* Your objective:
Repeat the data verbatim.

* Dataset extract:
-------------------------

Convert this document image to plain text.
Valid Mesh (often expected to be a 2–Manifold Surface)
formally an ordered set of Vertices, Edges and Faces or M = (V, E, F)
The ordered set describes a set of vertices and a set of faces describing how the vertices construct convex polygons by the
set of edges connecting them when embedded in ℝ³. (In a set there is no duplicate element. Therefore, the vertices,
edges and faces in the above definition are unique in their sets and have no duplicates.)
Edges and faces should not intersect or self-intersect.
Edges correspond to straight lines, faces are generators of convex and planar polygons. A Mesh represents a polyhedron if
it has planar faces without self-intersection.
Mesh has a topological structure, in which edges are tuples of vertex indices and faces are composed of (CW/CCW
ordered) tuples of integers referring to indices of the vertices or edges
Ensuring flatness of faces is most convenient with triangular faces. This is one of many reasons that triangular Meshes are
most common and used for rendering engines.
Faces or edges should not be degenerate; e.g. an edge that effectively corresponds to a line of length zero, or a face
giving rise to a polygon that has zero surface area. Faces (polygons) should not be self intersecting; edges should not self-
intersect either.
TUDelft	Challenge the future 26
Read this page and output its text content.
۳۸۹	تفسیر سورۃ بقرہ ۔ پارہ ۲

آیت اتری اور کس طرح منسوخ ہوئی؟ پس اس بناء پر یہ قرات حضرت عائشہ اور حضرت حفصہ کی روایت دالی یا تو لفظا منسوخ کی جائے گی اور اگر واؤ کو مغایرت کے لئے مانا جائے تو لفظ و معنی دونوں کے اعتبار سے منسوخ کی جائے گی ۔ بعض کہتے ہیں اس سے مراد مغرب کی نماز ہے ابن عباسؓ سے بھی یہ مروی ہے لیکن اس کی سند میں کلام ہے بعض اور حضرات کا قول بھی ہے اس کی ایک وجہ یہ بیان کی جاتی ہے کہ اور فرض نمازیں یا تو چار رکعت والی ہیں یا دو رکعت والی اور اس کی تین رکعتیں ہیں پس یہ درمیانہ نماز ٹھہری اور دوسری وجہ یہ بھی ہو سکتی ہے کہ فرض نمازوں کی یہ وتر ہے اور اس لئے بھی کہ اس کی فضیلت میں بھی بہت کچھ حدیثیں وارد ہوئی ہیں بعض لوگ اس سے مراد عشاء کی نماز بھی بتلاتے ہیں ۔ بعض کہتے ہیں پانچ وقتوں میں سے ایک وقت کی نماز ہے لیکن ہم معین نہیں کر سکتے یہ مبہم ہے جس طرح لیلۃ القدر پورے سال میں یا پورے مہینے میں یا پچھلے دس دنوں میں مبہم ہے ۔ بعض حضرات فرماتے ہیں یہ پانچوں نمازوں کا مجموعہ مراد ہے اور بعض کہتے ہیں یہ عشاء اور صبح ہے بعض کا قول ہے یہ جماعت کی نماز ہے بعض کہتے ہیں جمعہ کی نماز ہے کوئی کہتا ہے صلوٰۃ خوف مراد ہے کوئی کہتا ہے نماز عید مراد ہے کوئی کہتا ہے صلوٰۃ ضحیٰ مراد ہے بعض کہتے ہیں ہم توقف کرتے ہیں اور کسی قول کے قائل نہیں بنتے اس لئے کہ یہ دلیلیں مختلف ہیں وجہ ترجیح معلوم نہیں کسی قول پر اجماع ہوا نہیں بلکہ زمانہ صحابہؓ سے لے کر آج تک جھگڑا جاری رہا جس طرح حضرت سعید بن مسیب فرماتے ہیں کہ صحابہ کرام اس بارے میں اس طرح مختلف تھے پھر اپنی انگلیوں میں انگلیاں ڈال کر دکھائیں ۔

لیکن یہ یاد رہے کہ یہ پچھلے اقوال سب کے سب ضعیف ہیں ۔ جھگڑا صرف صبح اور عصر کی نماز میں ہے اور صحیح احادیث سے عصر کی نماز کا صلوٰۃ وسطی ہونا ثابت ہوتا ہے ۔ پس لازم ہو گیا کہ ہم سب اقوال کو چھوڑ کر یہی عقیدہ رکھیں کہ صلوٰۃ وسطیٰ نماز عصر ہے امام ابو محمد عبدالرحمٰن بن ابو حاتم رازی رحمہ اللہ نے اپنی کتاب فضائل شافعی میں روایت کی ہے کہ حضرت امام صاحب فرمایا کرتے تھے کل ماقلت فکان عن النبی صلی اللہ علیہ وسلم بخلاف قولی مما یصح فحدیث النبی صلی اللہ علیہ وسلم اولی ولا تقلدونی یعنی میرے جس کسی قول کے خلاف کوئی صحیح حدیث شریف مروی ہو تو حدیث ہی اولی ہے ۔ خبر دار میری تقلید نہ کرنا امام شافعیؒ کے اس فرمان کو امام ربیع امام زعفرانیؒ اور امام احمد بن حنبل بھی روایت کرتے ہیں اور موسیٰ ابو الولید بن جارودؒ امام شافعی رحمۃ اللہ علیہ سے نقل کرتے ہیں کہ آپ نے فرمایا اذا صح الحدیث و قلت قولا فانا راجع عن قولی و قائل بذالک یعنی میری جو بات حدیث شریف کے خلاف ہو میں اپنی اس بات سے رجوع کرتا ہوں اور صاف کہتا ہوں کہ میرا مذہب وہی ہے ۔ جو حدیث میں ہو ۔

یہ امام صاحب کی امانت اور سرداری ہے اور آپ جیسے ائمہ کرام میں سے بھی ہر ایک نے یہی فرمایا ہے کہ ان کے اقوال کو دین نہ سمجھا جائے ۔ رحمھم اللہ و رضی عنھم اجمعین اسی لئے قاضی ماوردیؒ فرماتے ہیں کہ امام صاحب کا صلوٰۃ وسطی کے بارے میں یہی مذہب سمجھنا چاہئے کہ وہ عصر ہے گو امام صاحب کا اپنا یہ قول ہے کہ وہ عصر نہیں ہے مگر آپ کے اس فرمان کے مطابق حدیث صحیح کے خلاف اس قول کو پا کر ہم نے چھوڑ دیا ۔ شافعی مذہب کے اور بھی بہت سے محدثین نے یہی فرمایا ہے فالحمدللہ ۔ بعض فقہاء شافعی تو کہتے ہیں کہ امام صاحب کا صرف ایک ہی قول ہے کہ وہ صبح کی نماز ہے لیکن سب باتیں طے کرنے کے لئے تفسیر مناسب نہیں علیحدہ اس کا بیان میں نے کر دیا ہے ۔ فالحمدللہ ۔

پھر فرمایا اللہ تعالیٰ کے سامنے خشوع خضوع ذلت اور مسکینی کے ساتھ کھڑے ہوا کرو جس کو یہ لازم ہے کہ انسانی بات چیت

-------------------------

* Final result:
Convert this document image to plain text.
Valid Mesh (often expected to be a 2–Manifold Surface)
formally an ordered set of Vertices, Edges and Faces or M = (V, E, F)
The ordered set describes a set of vertices and a set of faces describing how the vertices construct convex polygons by the
set of edges connecting them when embedded in ℝ³. (In a set there is no duplicate element. Therefore, the vertices,
edges and faces in the above definition are unique in their sets and have no duplicates.)
Edges and faces should not intersect or self-intersect.
Edges correspond to straight lines, faces are generators of convex and planar polygons. A Mesh represents a polyhedron if
it has planar faces without self-intersection.
Mesh has a topological structure, in which edges are tuples of vertex indices and faces are composed of (CW/CCW
ordered) tuples of integers referring to indices of the vertices or edges
Ensuring flatness of faces is most convenient with triangular faces. This is one of many reasons that triangular Meshes are
most common and used for rendering engines.
Faces or edges should not be degenerate; e.g. an edge that effectively corresponds to a line of length zero, or a face
giving rise to a polygon that has zero surface area. Faces (polygons) should not be self intersecting; edges should not self-
intersect either.
TUDelft	Challenge the future 26
Read this page and output its text content.
۳۸۹	تفسیر سورۃ بقرہ ۔ پارہ ۲

آیت اتری اور کس طرح منسوخ ہوئی؟ پس اس بناء پر یہ قرات حضرت عائشہ اور حضرت حفصہ کی روایت دالی یا تو لفظا منسوخ کی جائے گی اور اگر واؤ کو مغایرت کے لئے مانا جائے تو لفظ و معنی دونوں کے اعتبار سے منسوخ کی جائے گی ۔ بعض کہتے ہیں اس سے مراد مغرب کی نماز ہے ابن عباسؓ سے بھی یہ مروی ہے لیکن اس کی سند میں کلام ہے بعض اور حضرات کا قول بھی ہے اس کی ایک وجہ یہ بیان کی جاتی ہے کہ اور فرض نمازیں یا تو چار رکعت والی ہیں یا دو رکعت والی اور اس کی تین رکعتیں ہیں پس یہ درمیانہ نماز ٹھہری اور دوسری وجہ یہ بھی ہو سکتی ہے کہ فرض نمازوں کی یہ وتر ہے اور اس لئے بھی کہ اس کی فضیلت میں بھی بہت کچھ حدیثیں وارد ہوئی ہیں بعض لوگ اس سے مراد عشاء کی نماز بھی بتلاتے ہیں ۔ بعض کہتے ہیں پانچ وقتوں میں سے ایک وقت کی نماز ہے لیکن ہم معین نہیں کر سکتے یہ مبہم ہے جس طرح لیلۃ القدر پورے سال میں یا پورے مہینے میں یا پچھلے دس دنوں میں مبہم ہے ۔ بعض حضرات فرماتے ہیں یہ پانچوں نمازوں کا مجموعہ مراد ہے اور بعض کہتے ہیں یہ عشاء اور صبح ہے بعض کا قول ہے یہ جماعت کی نماز ہے بعض کہتے ہیں جمعہ کی نماز ہے کوئی کہتا ہے صلوٰۃ خوف مراد ہے کوئی کہتا ہے نماز عید مراد ہے کوئی کہتا ہے صلوٰۃ ضحیٰ مراد ہے بعض کہتے ہیں ہم توقف کرتے ہیں اور کسی قول کے قائل نہیں بنتے اس لئے کہ یہ دلیلیں مختلف ہیں وجہ ترجیح معلوم نہیں کسی قول پر اجماع ہوا نہیں بلکہ زمانہ صحابہؓ سے لے کر آج تک جھگڑا جاری رہا جس طرح حضرت سعید بن مسیب فرماتے ہیں کہ صحابہ کرام اس بارے میں اس طرح مختلف تھے پھر اپنی انگلیوں میں انگلیاں ڈال کر دکھائیں ۔

لیکن یہ یاد رہے کہ یہ پچھلے اقوال سب کے سب ضعیف ہیں ۔ جھگڑا صرف صبح اور عصر کی نماز میں ہے اور صحیح احادیث سے عصر کی نماز کا صلوٰۃ وسطی ہونا ثابت ہوتا ہے ۔ پس لازم ہو گیا کہ ہم سب اقوال کو چھوڑ کر یہی عقیدہ رکھیں کہ صلوٰۃ وسطیٰ نماز عصر ہے امام ابو محمد عبدالرحمٰن بن ابو حاتم رازی رحمہ اللہ نے اپنی کتاب فضائل شافعی میں روایت کی ہے کہ حضرت امام صاحب فرمایا کرتے تھے کل ماقلت فکان عن النبی صلی اللہ علیہ وسلم بخلاف قولی مما یصح فحدیث النبی صلی اللہ علیہ وسلم اولی ولا تقلدونی یعنی میرے جس کسی قول کے خلاف کوئی صحیح حدیث شریف مروی ہو تو حدیث ہی اولی ہے ۔ خبر دار میری تقلید نہ کرنا امام شافعیؒ کے اس فرمان کو امام ربیع امام زعفرانیؒ اور امام احمد بن حنبل بھی روایت کرتے ہیں اور موسیٰ ابو الولید بن جارودؒ امام شافعی رحمۃ اللہ علیہ سے نقل کرتے ہیں کہ آپ نے فرمایا اذا صح الحدیث و قلت قولا فانا راجع عن قولی و قائل بذالک یعنی میری جو بات حدیث شریف کے خلاف ہو میں اپنی اس بات سے رجوع کرتا ہوں اور صاف کہتا ہوں کہ میرا مذہب وہی ہے ۔ جو حدیث میں ہو ۔

یہ امام صاحب کی امانت اور سرداری ہے اور آپ جیسے ائمہ کرام میں سے بھی ہر ایک نے یہی فرمایا ہے کہ ان کے اقوال کو دین نہ سمجھا جائے ۔ رحمھم اللہ و رضی عنھم اجمعین اسی لئے قاضی ماوردیؒ فرماتے ہیں کہ امام صاحب کا صلوٰۃ وسطی کے بارے میں یہی مذہب سمجھنا چاہئے کہ وہ عصر ہے گو امام صاحب کا اپنا یہ قول ہے کہ وہ عصر نہیں ہے مگر آپ کے اس فرمان کے مطابق حدیث صحیح کے خلاف اس قول کو پا کر ہم نے چھوڑ دیا ۔ شافعی مذہب کے اور بھی بہت سے محدثین نے یہی فرمایا ہے فالحمدللہ ۔ بعض فقہاء شافعی تو کہتے ہیں کہ امام صاحب کا صرف ایک ہی قول ہے کہ وہ صبح کی نماز ہے لیکن سب باتیں طے کرنے کے لئے تفسیر مناسب نہیں علیحدہ اس کا بیان میں نے کر دیا ہے ۔ فالحمدللہ ۔

پھر فرمایا اللہ تعالیٰ کے سامنے خشوع خضوع ذلت اور مسکینی کے ساتھ کھڑے ہوا کرو جس کو یہ لازم ہے کہ انسانی بات چیت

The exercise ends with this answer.